Written request: Write every line of the material out exactly as shown.

Data records
-- Begin --

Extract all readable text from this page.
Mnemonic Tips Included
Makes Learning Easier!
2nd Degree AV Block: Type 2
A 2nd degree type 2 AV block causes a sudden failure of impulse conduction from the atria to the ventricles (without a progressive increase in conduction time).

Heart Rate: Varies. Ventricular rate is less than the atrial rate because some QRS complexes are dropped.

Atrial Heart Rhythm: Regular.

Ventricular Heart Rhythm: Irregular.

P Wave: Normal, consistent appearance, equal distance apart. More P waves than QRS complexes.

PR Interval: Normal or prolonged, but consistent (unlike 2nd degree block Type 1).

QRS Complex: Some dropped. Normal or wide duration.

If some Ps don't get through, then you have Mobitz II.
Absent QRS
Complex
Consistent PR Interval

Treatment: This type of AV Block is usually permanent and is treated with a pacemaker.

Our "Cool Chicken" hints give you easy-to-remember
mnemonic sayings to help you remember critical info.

-- End --

Full response:
Extract all readable text from this page.
Mnemonic Tips Included
Makes Learning Easier!
2nd Degree AV Block: Type 2
A 2nd degree type 2 AV block causes a sudden failure of impulse conduction from the atria to the ventricles (without a progressive increase in conduction time).

Heart Rate: Varies. Ventricular rate is less than the atrial rate because some QRS complexes are dropped.

Atrial Heart Rhythm: Regular.

Ventricular Heart Rhythm: Irregular.

P Wave: Normal, consistent appearance, equal distance apart. More P waves than QRS complexes.

PR Interval: Normal or prolonged, but consistent (unlike 2nd degree block Type 1).

QRS Complex: Some dropped. Normal or wide duration.

If some Ps don't get through, then you have Mobitz II.
Absent QRS
Complex
Consistent PR Interval

Treatment: This type of AV Block is usually permanent and is treated with a pacemaker.

Our "Cool Chicken" hints give you easy-to-remember
mnemonic sayings to help you remember critical info.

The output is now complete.